====== Listing
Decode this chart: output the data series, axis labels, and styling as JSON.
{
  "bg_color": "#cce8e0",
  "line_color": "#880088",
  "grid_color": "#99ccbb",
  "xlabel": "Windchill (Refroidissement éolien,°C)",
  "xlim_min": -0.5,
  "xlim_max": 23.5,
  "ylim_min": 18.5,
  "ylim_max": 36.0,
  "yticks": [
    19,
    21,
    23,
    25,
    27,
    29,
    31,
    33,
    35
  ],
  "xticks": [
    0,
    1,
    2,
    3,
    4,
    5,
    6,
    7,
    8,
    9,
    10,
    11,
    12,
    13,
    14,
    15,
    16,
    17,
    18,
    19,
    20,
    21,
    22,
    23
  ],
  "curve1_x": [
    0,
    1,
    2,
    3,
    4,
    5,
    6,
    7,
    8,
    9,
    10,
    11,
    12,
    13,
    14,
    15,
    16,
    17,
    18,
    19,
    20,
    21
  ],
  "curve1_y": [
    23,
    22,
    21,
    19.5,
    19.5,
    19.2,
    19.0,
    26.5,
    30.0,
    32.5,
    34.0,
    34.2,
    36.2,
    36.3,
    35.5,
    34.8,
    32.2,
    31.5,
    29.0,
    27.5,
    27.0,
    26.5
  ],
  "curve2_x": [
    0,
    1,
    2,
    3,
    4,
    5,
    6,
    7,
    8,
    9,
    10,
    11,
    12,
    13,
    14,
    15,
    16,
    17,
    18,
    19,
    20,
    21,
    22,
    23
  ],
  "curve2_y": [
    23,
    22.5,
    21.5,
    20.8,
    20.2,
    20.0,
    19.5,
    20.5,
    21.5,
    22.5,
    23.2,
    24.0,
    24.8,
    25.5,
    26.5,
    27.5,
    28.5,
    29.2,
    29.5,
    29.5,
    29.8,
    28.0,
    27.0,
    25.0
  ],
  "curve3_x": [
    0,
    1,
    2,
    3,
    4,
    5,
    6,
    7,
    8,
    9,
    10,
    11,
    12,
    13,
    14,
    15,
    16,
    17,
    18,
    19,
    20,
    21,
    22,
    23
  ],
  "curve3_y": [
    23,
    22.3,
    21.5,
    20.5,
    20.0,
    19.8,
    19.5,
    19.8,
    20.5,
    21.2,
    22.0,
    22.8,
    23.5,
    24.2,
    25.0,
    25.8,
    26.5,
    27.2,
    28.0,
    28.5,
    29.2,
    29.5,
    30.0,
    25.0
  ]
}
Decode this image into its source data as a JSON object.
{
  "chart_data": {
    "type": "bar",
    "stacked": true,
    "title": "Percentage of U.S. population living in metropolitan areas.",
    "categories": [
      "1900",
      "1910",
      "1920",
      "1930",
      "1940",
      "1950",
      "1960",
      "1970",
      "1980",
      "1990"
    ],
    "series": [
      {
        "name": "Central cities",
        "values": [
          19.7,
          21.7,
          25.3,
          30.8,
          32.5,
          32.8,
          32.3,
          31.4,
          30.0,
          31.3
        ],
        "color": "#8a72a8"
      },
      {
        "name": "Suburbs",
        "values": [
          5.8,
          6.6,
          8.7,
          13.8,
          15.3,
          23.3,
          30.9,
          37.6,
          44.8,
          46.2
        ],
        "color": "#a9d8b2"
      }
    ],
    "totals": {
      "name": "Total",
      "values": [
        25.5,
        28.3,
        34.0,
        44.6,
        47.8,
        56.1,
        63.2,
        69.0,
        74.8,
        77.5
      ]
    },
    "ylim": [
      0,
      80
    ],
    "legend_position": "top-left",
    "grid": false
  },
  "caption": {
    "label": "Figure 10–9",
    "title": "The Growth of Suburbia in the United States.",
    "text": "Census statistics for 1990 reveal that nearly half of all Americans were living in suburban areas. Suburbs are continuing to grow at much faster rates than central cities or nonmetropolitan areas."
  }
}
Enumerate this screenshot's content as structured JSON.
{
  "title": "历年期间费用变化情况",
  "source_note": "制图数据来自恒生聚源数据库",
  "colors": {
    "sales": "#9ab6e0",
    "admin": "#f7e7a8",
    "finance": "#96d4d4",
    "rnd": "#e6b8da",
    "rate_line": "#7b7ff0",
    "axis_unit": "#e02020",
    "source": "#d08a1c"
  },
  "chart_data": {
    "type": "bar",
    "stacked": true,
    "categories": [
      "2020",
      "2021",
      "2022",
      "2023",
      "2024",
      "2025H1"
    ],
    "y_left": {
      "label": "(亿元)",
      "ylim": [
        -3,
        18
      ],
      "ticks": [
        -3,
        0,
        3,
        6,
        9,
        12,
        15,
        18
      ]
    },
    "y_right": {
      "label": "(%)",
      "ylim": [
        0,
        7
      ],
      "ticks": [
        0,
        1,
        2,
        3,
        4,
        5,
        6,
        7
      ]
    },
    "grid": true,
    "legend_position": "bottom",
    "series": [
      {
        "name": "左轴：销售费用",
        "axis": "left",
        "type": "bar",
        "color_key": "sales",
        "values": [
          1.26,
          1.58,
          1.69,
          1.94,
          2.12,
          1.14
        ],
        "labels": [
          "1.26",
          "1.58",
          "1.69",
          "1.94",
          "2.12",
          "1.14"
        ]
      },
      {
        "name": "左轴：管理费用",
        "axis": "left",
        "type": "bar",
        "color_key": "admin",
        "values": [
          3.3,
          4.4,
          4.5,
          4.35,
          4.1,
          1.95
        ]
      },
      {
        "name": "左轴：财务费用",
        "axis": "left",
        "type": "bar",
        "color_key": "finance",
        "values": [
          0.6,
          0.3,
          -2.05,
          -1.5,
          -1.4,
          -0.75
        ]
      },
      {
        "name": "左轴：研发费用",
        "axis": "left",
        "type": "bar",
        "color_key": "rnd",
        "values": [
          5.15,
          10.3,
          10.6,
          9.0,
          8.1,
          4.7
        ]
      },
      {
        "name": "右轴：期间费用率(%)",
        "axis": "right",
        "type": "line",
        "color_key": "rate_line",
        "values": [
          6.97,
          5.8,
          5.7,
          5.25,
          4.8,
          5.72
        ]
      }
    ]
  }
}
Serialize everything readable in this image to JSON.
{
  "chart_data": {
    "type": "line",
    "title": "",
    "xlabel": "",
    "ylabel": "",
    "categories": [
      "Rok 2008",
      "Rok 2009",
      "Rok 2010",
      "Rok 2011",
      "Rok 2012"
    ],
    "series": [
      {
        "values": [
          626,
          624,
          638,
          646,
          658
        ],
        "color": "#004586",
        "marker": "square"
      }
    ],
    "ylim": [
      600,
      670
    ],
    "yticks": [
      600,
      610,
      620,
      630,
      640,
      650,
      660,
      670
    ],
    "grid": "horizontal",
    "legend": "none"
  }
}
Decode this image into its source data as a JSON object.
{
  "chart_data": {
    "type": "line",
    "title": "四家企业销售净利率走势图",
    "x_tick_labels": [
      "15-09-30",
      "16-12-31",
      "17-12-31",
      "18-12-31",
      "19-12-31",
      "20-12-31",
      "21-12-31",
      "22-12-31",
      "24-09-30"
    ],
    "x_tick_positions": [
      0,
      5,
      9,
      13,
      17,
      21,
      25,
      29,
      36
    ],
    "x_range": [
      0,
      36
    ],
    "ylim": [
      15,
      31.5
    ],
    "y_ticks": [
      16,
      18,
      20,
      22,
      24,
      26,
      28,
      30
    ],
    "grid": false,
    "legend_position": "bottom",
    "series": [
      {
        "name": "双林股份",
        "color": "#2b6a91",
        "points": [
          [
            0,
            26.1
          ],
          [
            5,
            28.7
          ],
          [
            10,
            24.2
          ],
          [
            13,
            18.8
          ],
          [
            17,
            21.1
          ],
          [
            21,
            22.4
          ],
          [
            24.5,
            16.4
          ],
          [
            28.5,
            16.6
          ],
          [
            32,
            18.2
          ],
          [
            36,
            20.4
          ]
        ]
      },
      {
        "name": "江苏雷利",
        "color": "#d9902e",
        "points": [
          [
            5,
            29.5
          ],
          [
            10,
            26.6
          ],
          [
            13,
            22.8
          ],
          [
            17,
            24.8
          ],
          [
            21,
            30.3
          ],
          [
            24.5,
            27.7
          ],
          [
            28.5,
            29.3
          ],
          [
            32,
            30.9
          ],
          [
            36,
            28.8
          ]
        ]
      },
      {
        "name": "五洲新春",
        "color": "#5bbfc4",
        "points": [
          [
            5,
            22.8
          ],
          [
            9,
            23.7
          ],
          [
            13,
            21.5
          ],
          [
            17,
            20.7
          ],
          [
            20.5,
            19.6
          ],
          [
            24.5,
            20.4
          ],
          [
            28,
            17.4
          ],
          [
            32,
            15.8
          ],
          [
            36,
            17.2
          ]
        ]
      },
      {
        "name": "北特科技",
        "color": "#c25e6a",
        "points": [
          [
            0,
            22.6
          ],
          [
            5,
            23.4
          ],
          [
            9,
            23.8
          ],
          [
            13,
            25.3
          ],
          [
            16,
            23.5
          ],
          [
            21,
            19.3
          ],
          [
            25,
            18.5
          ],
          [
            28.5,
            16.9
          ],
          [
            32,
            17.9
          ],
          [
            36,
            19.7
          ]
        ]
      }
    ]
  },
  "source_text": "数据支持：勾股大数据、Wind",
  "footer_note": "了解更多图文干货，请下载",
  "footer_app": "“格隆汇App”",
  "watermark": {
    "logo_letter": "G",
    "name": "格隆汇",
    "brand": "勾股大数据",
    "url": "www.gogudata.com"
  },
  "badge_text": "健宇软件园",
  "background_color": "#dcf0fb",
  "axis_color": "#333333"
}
============
◆ Exercise directions ◆
All lines holding the word "living" should be picked out and copied.

◆ Complete answer ◆
    "title": "Percentage of U.S. population living in metropolitan areas.",
    "text": "Census statistics for 1990 reveal that nearly half of all Americans were living in suburban areas. Suburbs are continuing to grow at much faster rates than central cities or nonmetropolitan areas."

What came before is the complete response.